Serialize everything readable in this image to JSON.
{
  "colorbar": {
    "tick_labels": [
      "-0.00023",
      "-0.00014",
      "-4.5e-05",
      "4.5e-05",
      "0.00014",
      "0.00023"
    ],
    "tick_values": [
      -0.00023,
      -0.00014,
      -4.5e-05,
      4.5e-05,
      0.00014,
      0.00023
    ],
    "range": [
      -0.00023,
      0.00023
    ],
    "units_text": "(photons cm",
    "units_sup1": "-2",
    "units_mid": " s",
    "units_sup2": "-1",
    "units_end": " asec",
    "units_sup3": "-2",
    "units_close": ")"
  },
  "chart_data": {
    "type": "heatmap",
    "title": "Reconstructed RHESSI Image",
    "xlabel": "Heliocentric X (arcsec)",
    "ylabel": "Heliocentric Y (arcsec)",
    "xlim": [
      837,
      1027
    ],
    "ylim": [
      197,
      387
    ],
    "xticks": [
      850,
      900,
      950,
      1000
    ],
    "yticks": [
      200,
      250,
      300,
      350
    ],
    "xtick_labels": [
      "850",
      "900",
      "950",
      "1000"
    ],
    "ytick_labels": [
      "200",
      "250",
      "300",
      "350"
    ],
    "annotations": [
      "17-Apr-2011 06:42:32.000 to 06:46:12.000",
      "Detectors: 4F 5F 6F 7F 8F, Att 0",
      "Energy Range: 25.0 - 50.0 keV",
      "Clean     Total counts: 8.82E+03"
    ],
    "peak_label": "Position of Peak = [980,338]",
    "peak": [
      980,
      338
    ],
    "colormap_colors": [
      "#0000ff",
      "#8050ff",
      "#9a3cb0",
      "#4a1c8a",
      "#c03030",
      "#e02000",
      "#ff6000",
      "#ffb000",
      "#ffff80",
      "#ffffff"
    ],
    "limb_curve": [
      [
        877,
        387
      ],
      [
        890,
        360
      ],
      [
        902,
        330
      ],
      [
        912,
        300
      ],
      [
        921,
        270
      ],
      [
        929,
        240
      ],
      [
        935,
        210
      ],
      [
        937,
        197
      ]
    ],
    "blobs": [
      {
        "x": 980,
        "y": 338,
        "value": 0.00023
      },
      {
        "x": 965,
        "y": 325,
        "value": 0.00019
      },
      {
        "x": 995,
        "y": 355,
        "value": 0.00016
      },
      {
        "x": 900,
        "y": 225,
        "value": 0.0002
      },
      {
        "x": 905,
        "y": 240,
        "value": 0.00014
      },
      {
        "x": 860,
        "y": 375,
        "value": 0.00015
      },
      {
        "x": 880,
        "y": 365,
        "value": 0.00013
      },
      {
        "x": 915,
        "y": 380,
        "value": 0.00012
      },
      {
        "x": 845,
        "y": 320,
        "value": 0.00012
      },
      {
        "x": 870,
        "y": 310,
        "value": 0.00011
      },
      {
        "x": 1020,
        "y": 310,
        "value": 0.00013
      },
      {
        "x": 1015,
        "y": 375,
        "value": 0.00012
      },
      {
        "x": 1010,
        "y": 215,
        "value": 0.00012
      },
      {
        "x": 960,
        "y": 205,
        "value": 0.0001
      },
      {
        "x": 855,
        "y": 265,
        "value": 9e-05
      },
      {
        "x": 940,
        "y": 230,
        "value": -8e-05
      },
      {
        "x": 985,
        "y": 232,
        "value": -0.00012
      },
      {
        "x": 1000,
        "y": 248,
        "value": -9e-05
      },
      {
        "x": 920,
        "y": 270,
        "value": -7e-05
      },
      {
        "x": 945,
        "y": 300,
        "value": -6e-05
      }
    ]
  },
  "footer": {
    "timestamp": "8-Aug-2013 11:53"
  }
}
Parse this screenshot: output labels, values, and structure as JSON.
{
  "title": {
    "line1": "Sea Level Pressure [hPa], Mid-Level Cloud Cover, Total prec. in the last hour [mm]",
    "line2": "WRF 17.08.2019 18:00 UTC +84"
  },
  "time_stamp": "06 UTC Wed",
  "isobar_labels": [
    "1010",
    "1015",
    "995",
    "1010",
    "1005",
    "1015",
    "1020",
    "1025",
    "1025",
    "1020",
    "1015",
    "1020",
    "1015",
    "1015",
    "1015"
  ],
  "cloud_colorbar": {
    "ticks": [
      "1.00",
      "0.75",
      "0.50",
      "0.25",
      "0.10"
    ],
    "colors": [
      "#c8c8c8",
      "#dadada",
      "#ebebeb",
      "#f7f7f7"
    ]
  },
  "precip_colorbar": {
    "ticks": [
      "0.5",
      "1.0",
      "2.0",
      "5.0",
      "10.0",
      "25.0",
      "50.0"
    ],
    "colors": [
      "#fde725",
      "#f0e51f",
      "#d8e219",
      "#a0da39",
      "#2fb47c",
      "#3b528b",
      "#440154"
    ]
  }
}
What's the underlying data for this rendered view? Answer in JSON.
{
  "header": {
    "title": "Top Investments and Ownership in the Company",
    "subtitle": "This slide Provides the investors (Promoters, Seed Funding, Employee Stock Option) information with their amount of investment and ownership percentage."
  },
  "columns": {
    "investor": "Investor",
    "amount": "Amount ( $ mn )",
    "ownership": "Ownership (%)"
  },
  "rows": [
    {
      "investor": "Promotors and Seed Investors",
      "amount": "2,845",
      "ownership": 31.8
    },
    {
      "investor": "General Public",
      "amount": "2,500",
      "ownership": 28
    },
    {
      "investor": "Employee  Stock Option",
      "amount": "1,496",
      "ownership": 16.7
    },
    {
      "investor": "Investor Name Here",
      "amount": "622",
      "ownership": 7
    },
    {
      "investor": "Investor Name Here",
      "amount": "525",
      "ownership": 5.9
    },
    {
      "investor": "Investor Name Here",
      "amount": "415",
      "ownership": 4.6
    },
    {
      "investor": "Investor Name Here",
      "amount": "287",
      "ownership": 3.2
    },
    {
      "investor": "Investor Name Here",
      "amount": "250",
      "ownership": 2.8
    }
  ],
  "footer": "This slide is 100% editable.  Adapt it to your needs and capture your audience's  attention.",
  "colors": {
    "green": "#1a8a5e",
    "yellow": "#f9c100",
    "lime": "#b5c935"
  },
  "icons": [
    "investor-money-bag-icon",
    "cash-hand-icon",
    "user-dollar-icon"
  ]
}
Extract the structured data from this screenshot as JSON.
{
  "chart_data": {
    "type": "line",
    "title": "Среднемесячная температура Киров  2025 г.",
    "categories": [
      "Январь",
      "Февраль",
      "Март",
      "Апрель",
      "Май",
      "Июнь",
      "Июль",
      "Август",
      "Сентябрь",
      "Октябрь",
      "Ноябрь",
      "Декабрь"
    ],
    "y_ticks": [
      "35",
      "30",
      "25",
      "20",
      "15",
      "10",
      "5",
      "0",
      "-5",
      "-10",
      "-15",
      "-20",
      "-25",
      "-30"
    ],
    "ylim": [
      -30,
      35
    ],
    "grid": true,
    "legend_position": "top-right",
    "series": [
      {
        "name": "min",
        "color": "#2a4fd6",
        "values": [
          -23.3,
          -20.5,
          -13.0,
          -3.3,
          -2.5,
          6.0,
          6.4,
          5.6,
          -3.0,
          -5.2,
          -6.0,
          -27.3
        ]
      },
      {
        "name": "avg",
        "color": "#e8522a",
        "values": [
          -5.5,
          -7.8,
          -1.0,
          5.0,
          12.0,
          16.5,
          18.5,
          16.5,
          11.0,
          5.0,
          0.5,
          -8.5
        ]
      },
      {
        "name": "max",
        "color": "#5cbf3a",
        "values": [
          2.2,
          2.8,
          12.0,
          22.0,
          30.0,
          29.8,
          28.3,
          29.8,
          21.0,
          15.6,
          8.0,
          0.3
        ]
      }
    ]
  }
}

STATED EXERCISE: Return precisely the lines of the records, starting with the line that holds "Extract the structured" and ending with the last one.

TASK RESPONSE:
Extract the structured data from this screenshot as JSON.
{
  "chart_data": {
    "type": "line",
    "title": "Среднемесячная температура Киров  2025 г.",
    "categories": [
      "Январь",
      "Февраль",
      "Март",
      "Апрель",
      "Май",
      "Июнь",
      "Июль",
      "Август",
      "Сентябрь",
      "Октябрь",
      "Ноябрь",
      "Декабрь"
    ],
    "y_ticks": [
      "35",
      "30",
      "25",
      "20",
      "15",
      "10",
      "5",
      "0",
      "-5",
      "-10",
      "-15",
      "-20",
      "-25",
      "-30"
    ],
    "ylim": [
      -30,
      35
    ],
    "grid": true,
    "legend_position": "top-right",
    "series": [
      {
        "name": "min",
        "color": "#2a4fd6",
        "values": [
          -23.3,
          -20.5,
          -13.0,
          -3.3,
          -2.5,
          6.0,
          6.4,
          5.6,
          -3.0,
          -5.2,
          -6.0,
          -27.3
        ]
      },
      {
        "name": "avg",
        "color": "#e8522a",
        "values": [
          -5.5,
          -7.8,
          -1.0,
          5.0,
          12.0,
          16.5,
          18.5,
          16.5,
          11.0,
          5.0,
          0.5,
          -8.5
        ]
      },
      {
        "name": "max",
        "color": "#5cbf3a",
        "values": [
          2.2,
          2.8,
          12.0,
          22.0,
          30.0,
          29.8,
          28.3,
          29.8,
          21.0,
          15.6,
          8.0,
          0.3
        ]
      }
    ]
  }
}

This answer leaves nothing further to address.